_WHAT NEEDS TO BE DONE:_
Where a line contains the word "true", copy that line in full.

• • • • • • •

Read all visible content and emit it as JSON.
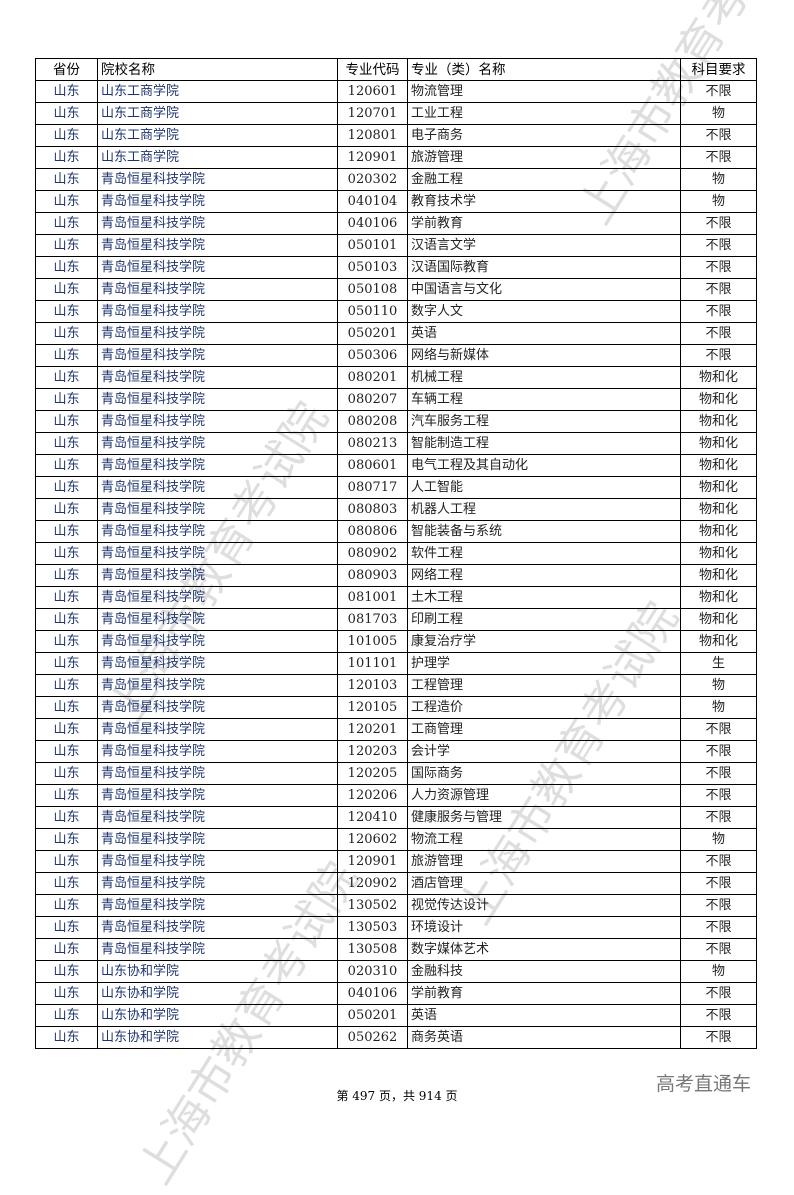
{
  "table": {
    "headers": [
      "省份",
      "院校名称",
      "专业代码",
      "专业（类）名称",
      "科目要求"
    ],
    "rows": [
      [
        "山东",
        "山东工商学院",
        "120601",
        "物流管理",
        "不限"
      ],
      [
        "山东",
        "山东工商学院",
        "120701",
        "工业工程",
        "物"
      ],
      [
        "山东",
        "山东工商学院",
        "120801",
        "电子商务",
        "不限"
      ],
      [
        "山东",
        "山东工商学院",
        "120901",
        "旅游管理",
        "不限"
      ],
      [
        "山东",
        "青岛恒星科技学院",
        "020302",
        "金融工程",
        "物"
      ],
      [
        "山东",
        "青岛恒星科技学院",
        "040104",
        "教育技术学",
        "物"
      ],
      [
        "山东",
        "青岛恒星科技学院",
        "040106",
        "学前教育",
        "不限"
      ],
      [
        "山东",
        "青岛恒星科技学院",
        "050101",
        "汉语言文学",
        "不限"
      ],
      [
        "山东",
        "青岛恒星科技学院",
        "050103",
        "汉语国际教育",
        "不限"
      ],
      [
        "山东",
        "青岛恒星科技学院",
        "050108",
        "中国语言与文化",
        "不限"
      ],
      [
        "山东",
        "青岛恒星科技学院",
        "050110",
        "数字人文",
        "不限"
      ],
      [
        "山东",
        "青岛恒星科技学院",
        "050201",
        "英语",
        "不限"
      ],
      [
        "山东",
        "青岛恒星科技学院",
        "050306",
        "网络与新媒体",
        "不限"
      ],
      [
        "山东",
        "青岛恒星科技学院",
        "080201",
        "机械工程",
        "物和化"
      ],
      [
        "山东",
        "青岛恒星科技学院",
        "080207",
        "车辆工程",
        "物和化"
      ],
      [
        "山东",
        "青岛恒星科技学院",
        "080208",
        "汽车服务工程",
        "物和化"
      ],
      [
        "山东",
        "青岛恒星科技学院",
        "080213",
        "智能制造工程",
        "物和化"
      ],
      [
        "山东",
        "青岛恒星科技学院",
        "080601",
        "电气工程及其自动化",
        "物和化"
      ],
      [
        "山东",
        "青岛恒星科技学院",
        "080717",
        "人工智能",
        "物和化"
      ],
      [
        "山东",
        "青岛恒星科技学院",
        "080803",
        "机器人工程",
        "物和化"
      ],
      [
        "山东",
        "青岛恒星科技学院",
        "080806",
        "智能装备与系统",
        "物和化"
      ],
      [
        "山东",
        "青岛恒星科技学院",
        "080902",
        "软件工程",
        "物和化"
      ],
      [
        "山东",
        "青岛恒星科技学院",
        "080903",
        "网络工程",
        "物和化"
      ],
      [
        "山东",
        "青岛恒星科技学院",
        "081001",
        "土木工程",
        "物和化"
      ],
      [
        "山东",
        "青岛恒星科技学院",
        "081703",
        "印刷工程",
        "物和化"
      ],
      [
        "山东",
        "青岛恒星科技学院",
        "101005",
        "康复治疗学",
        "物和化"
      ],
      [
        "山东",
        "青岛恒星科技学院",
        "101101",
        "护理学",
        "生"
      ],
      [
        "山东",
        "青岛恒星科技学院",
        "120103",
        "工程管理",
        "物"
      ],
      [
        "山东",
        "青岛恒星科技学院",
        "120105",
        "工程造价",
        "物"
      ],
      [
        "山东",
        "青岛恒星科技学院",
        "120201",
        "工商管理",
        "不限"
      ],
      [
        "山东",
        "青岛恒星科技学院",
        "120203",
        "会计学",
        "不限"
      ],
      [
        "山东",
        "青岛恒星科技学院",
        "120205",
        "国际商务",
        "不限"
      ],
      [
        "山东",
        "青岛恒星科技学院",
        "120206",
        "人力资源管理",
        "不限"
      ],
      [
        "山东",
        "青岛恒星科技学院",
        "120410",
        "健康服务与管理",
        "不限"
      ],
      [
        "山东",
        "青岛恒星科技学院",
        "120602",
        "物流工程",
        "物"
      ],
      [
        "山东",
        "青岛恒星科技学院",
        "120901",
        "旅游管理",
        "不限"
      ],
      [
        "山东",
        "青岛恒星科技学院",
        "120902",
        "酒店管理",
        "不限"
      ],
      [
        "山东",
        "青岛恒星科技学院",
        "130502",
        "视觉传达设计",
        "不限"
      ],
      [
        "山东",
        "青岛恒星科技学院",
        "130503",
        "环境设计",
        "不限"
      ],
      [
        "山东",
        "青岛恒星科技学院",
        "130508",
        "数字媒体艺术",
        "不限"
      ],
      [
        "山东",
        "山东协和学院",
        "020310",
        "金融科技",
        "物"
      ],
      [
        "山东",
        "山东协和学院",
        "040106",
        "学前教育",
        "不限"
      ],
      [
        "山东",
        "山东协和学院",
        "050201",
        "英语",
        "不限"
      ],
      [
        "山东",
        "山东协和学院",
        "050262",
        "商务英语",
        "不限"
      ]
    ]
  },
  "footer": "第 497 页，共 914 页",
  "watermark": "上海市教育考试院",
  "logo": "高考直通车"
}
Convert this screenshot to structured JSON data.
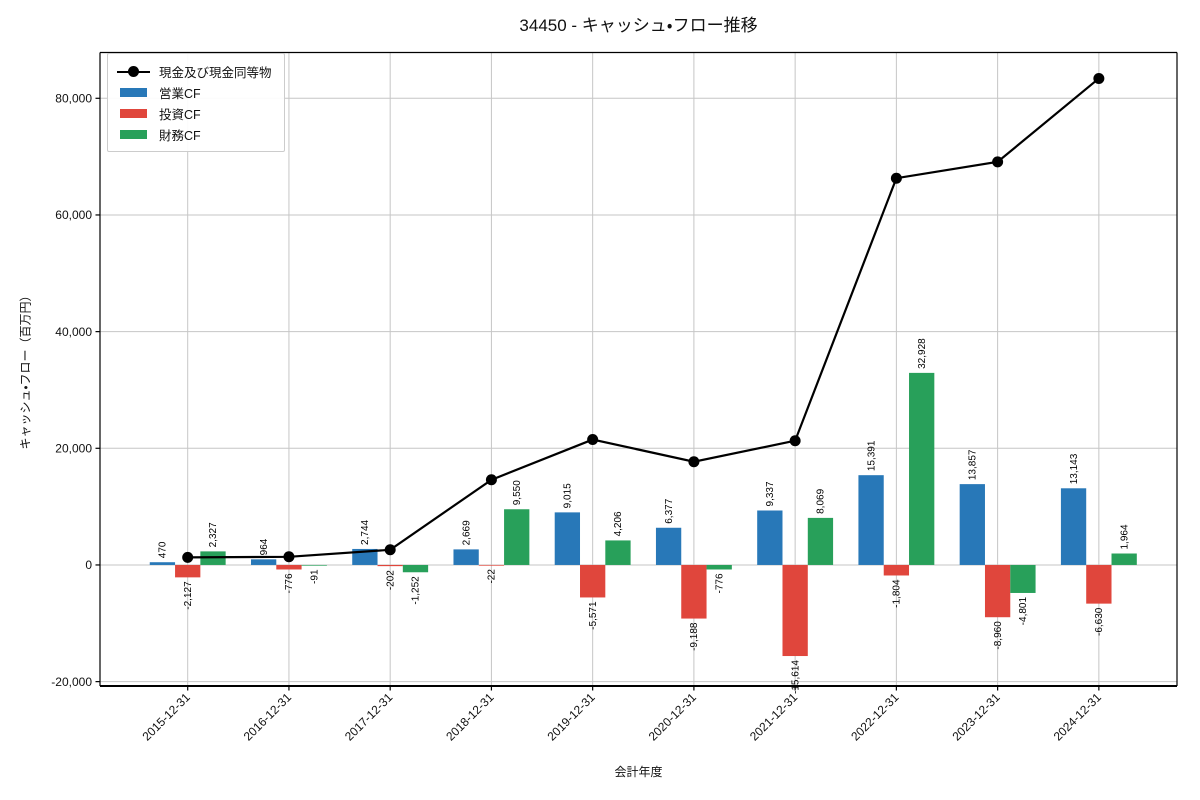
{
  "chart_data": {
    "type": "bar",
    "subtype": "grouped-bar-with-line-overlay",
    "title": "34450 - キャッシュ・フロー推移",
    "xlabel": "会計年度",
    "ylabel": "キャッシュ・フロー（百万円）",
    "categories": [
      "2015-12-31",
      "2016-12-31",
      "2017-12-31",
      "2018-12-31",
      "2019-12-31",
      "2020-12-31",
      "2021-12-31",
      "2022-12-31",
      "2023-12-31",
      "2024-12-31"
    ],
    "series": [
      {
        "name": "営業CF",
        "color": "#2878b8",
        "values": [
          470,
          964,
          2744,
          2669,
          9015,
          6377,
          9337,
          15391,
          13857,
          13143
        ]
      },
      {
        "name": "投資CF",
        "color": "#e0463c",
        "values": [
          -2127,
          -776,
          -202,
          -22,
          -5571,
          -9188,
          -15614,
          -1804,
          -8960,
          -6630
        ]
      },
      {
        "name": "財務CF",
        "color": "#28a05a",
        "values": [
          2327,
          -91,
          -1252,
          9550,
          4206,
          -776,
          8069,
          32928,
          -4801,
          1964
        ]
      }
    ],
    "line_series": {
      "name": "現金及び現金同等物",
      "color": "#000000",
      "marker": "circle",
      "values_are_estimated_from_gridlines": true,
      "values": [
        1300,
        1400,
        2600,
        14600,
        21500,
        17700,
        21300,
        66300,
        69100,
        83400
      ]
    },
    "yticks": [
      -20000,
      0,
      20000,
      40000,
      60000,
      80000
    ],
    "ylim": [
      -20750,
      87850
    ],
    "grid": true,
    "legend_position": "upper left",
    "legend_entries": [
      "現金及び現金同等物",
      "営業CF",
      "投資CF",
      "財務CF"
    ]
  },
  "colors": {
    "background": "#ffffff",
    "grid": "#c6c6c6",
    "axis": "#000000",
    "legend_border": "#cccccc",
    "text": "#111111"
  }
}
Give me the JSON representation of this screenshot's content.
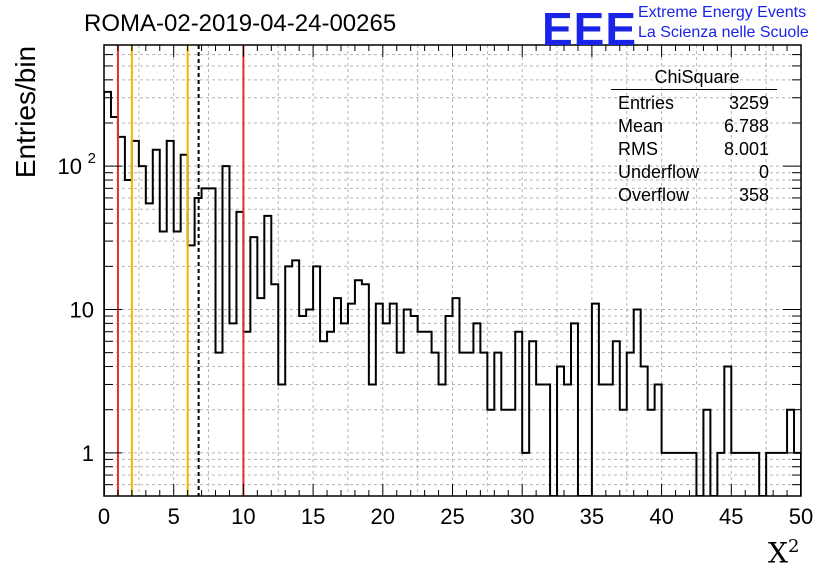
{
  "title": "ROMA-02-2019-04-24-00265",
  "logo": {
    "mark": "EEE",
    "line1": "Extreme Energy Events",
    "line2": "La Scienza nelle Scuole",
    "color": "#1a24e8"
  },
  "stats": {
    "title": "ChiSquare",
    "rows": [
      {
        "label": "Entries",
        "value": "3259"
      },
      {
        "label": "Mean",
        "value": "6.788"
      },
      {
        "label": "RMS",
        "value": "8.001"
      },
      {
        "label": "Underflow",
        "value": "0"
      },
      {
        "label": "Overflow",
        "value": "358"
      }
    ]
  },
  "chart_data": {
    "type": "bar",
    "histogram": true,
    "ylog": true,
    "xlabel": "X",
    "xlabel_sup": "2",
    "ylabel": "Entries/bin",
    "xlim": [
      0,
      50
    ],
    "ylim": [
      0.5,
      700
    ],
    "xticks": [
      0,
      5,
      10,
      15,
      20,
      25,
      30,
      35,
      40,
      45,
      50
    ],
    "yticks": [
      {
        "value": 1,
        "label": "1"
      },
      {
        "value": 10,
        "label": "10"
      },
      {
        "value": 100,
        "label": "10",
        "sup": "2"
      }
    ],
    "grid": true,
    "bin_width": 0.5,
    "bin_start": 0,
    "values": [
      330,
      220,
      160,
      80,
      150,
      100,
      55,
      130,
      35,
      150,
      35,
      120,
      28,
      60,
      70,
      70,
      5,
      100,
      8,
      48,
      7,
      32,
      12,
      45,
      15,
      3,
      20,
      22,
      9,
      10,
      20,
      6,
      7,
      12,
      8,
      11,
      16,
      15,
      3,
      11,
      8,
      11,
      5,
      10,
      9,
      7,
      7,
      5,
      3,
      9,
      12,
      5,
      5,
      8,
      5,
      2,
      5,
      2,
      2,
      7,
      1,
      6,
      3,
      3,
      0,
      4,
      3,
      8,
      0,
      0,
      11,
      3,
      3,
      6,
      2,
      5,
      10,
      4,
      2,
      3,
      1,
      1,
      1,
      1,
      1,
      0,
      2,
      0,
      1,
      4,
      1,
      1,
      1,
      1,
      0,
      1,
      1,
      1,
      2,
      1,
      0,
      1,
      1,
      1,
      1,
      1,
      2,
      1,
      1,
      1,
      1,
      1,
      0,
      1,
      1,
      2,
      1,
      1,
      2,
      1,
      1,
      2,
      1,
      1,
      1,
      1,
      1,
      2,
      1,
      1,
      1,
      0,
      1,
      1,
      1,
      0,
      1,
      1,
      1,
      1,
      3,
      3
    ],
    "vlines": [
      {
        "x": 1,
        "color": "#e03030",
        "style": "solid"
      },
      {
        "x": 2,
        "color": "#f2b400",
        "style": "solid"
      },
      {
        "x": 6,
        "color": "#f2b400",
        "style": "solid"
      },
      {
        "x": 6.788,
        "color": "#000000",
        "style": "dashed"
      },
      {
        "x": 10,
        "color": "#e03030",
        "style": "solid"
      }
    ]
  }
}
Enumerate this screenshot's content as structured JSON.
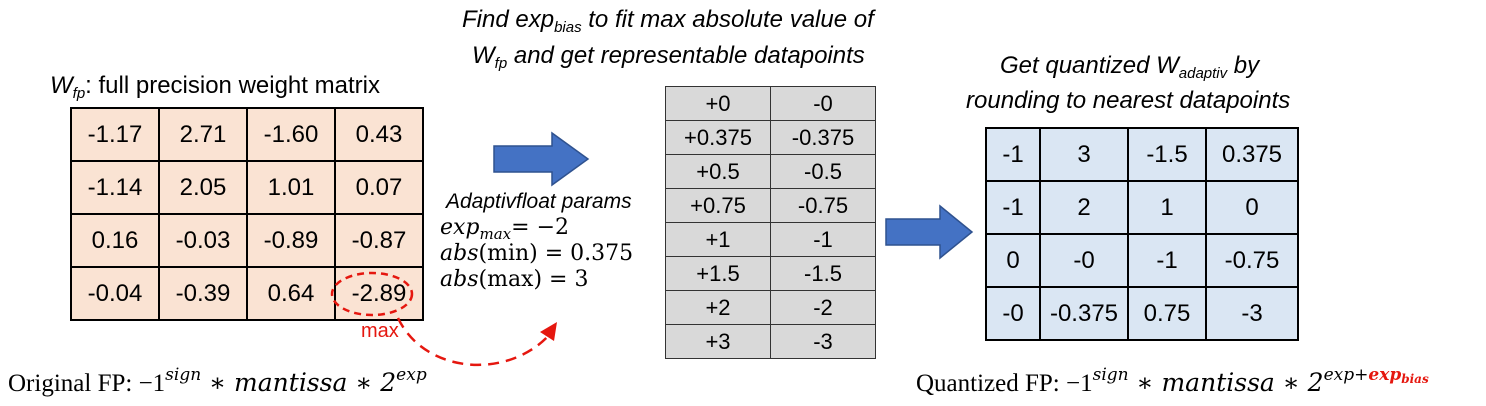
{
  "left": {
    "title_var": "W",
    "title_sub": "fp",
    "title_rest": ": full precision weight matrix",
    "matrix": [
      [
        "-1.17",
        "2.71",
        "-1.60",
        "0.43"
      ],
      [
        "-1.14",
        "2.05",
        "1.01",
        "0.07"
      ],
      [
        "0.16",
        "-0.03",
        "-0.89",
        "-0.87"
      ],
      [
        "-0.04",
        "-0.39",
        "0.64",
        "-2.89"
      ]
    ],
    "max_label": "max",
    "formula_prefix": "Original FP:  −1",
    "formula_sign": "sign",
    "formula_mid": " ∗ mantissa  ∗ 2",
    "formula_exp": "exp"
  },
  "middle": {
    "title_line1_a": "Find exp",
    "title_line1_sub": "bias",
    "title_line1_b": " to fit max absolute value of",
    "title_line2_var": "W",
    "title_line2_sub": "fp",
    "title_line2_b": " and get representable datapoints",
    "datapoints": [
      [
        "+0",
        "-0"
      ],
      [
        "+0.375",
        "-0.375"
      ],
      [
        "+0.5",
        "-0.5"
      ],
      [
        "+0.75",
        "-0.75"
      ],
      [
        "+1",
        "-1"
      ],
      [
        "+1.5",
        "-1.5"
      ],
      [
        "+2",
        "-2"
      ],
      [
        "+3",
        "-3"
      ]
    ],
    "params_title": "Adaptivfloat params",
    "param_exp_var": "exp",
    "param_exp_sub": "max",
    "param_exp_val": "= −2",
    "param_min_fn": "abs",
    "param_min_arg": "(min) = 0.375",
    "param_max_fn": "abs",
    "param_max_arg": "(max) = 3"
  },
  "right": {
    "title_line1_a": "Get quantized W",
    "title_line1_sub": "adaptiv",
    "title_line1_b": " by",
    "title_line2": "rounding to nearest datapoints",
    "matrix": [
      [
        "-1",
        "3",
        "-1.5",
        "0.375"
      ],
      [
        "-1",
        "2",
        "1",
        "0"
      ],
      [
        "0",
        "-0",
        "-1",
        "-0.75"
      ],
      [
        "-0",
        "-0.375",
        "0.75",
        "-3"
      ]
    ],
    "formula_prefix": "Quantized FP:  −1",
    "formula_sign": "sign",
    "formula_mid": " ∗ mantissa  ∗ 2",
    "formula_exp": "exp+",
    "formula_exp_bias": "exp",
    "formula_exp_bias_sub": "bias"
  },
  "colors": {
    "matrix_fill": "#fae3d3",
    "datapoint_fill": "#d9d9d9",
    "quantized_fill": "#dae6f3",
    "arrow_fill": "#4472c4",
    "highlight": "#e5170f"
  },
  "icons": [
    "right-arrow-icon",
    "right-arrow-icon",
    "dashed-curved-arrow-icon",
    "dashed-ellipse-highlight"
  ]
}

• • • • • • •

_TASK RESULT:_
      "values_are_estimated_from_gridlines": true,
    "grid": true,
    "histogram": true,
    "ylog": true,
    "grid": true,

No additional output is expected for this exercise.